**Page:**
44 ECT cartons are the tougher option, and I mean that in the literal sense. They offer better edge crush resistance, which usually translates into better stacking performance. For heavier products, that extra margin matters. It matters even more if the cartons will sit on a pallet, move through multiple facilities, or travel in a distribution chain where handling is not exactly gentle. Many 44 ECT builds use a stronger flute profile and a heavier liner combination, such as 275# or 350# board equivalents, which helps the carton stay upright under load.

In a supplier audit I attended outside Atlanta, a tooling company was packaging metal accessories in a standard carton that looked fine until it hit the warehouse staging area. The stacks were high, the pallet wrap was average, and the lower cartons were taking a beating. Switching to 44 ECT cartons reduced the crush-related claims noticeably, though it also raised the unit packaging cost. That tradeoff made sense because the product value was high and the damage rate had been eating into margin. The quoted delta was $0.09 per unit on a 7,500-piece order, and the plants in North Carolina and Mexico could both produce it in 12 to 15 business days after proof sign-off.

Still, 44 ECT cartons are not the right answer for every SKU. For light items, the extra board can be wasted money. It can also add a small amount of weight, which matters if you are constantly measuring shipping thresholds and dimensional weight charges. A stronger box that pushes you over a carrier threshold can be a bad deal, even if it feels safer. I’ve watched teams celebrate a sturdier spec and then stare at freight invoices like they’d been personally betrayed. A carton that adds 3.4 oz to every shipment across 18,000 orders is not a tiny detail; it is a quarterly line item.

Here is how I would summarize the two in plain terms:

  • 32 ECT cartons reward precise packing and disciplined SKU management.
  • 44 ECT cartons reward heavier loads, stacking, and less predictable handling.

If you are trying to compare 32 ECT vs 44 ECT cartons for apparel versus glassware, the answer is usually obvious. Apparel goes 32 ECT in most cases. Glassware often needs more than just a stronger box; it needs correct cushioning, dividers, and maybe a different carton style entirely. A stronger corrugated shell cannot compensate for bad internal packing. I’ve said this in meetings so many times I could probably have had it printed on a tote bag. One client in Toronto used a 32 ECT carton with a die-cut divider set and 2 mm PE foam, and it worked because the internal structure was doing the real work.

**Stated goal 1:**
In the carton comparison, why was the tooling company's switch to 44 ECT cartons a sensible tradeoff despite the higher packaging cost? Answer in one to three sentences.
**Stated goal 2:**
Resume the carton comparison right after its last sentence, continuing in the same voice.
The listing that comes next is separate material and is not part of the carton comparison.

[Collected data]

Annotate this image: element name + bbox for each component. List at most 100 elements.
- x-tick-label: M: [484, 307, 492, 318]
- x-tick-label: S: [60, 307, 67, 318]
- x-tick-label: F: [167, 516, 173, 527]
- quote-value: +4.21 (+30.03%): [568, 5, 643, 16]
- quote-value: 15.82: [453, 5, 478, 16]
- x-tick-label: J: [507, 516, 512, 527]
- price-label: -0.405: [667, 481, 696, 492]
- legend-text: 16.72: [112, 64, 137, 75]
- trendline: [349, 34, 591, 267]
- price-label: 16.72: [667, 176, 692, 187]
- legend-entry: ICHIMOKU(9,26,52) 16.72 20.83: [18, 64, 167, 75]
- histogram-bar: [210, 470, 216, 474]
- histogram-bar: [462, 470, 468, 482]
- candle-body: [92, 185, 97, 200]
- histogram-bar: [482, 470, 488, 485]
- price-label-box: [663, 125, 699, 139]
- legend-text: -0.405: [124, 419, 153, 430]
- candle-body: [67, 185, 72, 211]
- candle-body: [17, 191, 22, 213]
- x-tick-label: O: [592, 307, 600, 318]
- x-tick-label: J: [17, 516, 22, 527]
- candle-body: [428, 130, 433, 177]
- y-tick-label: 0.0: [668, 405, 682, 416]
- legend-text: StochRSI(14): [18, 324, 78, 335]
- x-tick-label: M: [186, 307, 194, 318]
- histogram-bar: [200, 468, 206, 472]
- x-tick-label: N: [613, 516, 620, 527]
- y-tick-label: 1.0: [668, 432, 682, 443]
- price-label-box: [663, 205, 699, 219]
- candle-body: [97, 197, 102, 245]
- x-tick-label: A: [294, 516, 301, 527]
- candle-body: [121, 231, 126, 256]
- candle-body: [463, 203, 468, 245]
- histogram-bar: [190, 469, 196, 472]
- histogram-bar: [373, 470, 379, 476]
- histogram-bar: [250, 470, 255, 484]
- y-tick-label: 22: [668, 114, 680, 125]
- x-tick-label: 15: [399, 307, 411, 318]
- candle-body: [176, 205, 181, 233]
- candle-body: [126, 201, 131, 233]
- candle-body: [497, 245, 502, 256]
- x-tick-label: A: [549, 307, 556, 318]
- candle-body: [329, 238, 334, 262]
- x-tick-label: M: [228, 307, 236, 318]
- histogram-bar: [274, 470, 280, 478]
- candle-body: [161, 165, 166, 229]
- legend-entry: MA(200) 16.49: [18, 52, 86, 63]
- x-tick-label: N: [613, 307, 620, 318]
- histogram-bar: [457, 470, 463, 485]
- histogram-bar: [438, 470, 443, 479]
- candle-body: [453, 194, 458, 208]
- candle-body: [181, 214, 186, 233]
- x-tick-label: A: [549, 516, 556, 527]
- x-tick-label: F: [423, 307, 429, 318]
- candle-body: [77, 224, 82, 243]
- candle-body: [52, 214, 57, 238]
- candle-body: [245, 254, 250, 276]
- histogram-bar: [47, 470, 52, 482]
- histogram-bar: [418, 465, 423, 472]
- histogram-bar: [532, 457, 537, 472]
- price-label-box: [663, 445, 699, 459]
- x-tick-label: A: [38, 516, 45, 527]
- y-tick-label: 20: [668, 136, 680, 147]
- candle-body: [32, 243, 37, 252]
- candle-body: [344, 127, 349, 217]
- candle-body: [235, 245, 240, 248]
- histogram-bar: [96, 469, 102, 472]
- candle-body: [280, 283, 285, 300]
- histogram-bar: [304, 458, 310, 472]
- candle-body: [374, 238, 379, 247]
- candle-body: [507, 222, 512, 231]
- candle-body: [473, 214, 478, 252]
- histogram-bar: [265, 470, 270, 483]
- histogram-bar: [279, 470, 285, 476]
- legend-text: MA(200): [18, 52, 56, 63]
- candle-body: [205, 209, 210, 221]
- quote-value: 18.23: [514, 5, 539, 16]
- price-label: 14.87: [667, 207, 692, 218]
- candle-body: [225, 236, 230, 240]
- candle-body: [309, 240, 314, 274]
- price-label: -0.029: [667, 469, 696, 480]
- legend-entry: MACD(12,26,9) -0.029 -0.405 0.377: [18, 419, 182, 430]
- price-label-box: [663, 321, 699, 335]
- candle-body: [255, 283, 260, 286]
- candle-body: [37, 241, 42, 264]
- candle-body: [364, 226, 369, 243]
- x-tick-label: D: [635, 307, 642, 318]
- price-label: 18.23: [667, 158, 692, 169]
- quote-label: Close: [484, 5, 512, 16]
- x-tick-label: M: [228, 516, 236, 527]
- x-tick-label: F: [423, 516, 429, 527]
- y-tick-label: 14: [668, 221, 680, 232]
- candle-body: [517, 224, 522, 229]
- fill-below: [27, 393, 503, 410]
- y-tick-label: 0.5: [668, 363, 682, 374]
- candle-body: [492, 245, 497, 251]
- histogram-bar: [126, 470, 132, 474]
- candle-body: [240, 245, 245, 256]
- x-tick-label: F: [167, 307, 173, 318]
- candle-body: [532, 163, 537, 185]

**Answer 1:**
The switch made sense because the product value was high and the damage rate had been eating into margin. The reduction in crush-related claims justified the added unit packaging cost.

**Answer 2:**
The same is true for cosmetics versus tools. Cosmetics often do not justify 44 ECT unless the pack count is high or the products are unusually heavy. Tools, especially metal ones, can push you toward 44 ECT quickly because density creates compression risk. Single-item orders are easier. Multi-pack shipments are where the problems start. A 6 lb wrench set in a 10" x 8" x 6" box behaves very differently from a 6 oz serum kit in the same footprint.

I think some teams use 44 ECT as a comfort blanket. It feels safer. It looks more industrial. Comfort is not a packaging spec. Data is. I’ve watched a procurement lead in Nashville push for 44 ECT because “customers can tell it’s a better box,” then back down once we showed a side-by-side damage log from 4,200 shipments. The log was less poetic than the meeting, but a lot more useful.

Price Comparison: What 32 ECT vs 44 ECT Cartons Really Cost

Let’s talk money, because that is where the real argument usually lives. When you compare 32 ECT vs 44 ECT cartons, the direct box price is only the first line on the spreadsheet. Yes, 44 ECT cartons usually cost more because they use stronger board and often more material. But that price gap alone tells you almost nothing about the real cost of ownership. A 32 ECT shipper might land at $0.15 per unit on 5,000 pieces, while a comparable 44 ECT version might come in at $0.24 to $0.27 depending on size, print, and regional board pricing from mills in Wisconsin or Ontario.

In a recent sourcing review for a Midwest fulfillment client, the gap between 32 ECT and 44 ECT cartons was roughly $0.11 per unit at a 10,000-piece buy. That sounds small. It is small. Yet the monthly volume made it a $1,100 decision, and the company was shipping 48,000 units per month. Once damage and reshipments were counted, the higher-grade carton only made sense for three of their twelve SKUs. The cartons were produced in a facility near Shenzhen, with proof approval on Monday and first cartons on the dock in 14 business days.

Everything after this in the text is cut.